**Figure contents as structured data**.
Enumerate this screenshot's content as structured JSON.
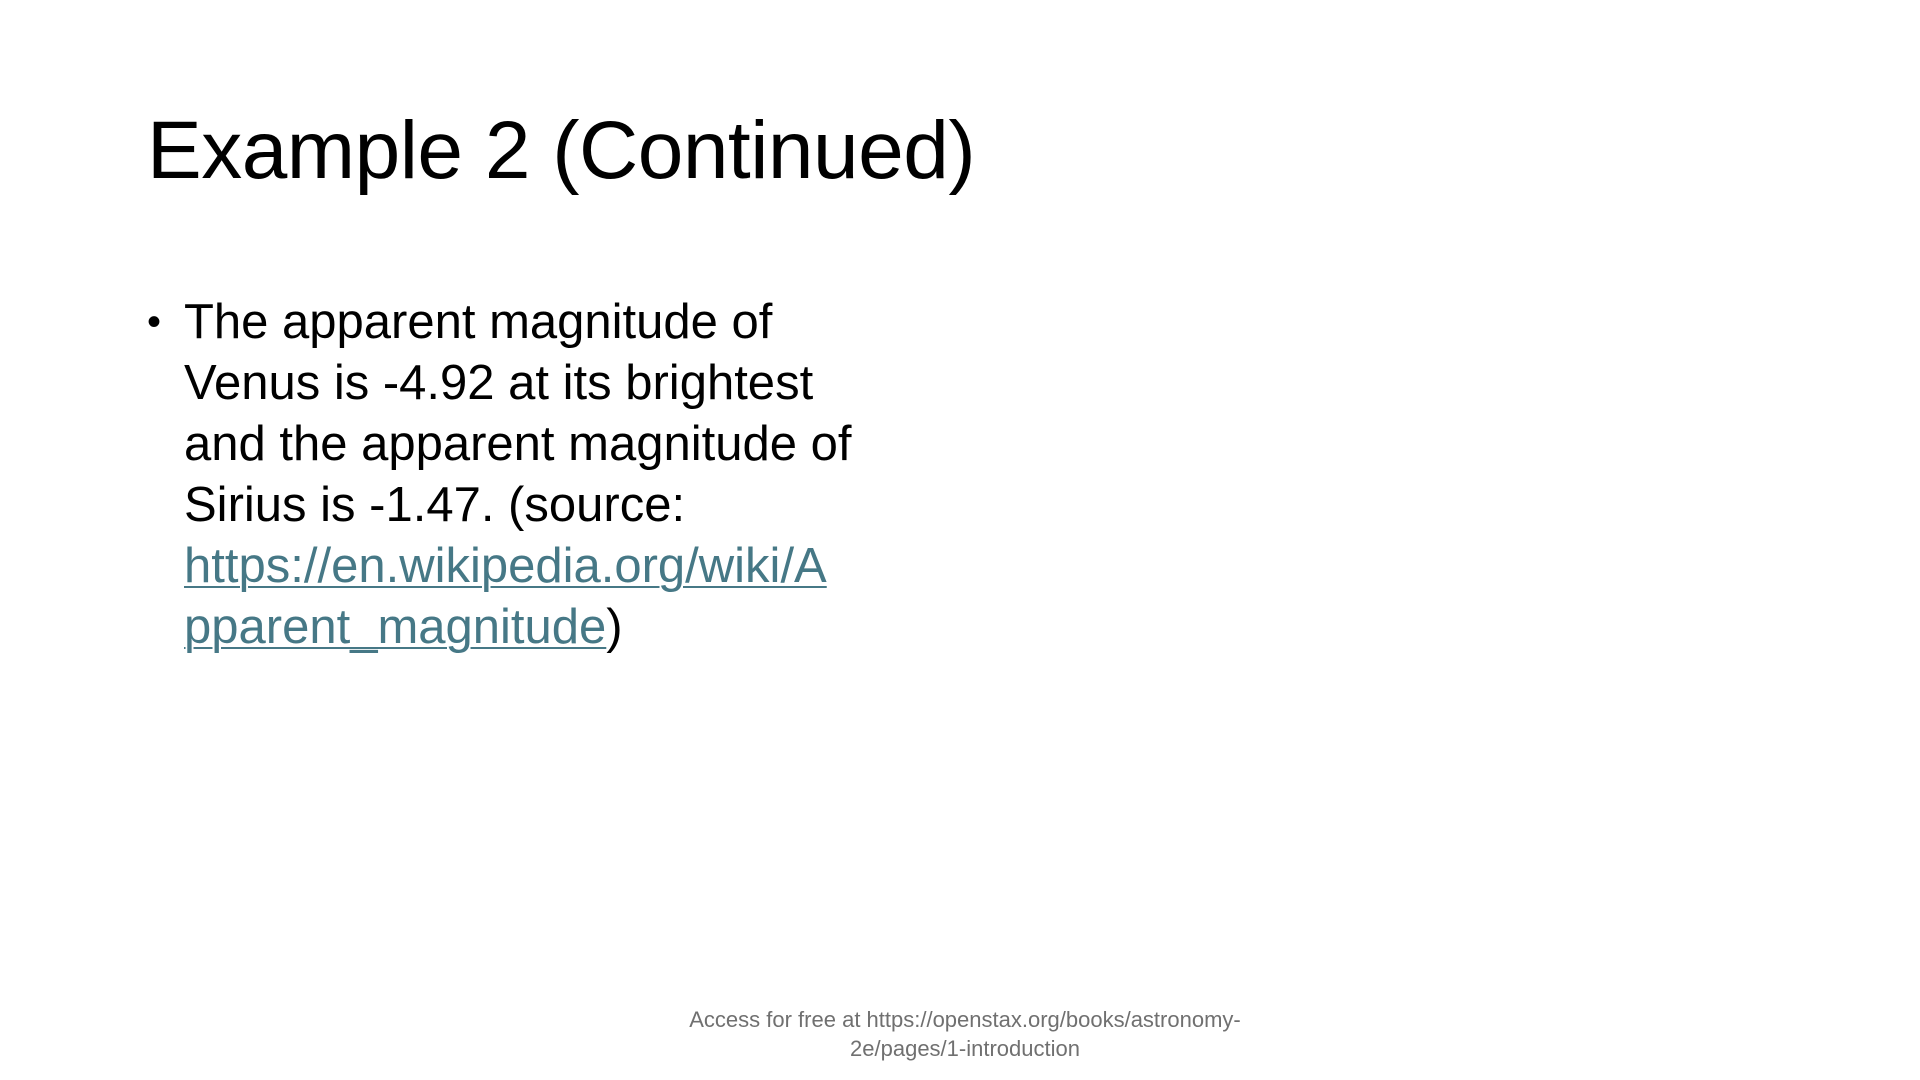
{
  "slide": {
    "title": "Example 2 (Continued)",
    "bullet": {
      "dot": "•",
      "line1": "The apparent magnitude of",
      "line2": "Venus is -4.92 at its brightest",
      "line3": "and the apparent magnitude of",
      "line4": "Sirius is -1.47. (source:",
      "link_part1": "https://en.wikipedia.org/wiki/A",
      "link_part2": "pparent_magnitude",
      "close_paren": ")"
    },
    "footer": {
      "line1": "Access for free at https://openstax.org/books/astronomy-",
      "line2": "2e/pages/1-introduction"
    },
    "colors": {
      "link": "#467886",
      "footer_text": "#707070"
    }
  }
}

**Exercise goal**.
Copy all the records above exactly, but leave out the pictures.

**Full output**.
Enumerate this screenshot's content as structured JSON.
{
  "slide": {
    "title": "Example 2 (Continued)",
    "bullet": {
      "dot": "•",
      "line1": "The apparent magnitude of",
      "line2": "Venus is -4.92 at its brightest",
      "line3": "and the apparent magnitude of",
      "line4": "Sirius is -1.47. (source:",
      "link_part1": "https://en.wikipedia.org/wiki/A",
      "link_part2": "pparent_magnitude",
      "close_paren": ")"
    },
    "footer": {
      "line1": "Access for free at https://openstax.org/books/astronomy-",
      "line2": "2e/pages/1-introduction"
    },
    "colors": {
      "link": "#467886",
      "footer_text": "#707070"
    }
  }
}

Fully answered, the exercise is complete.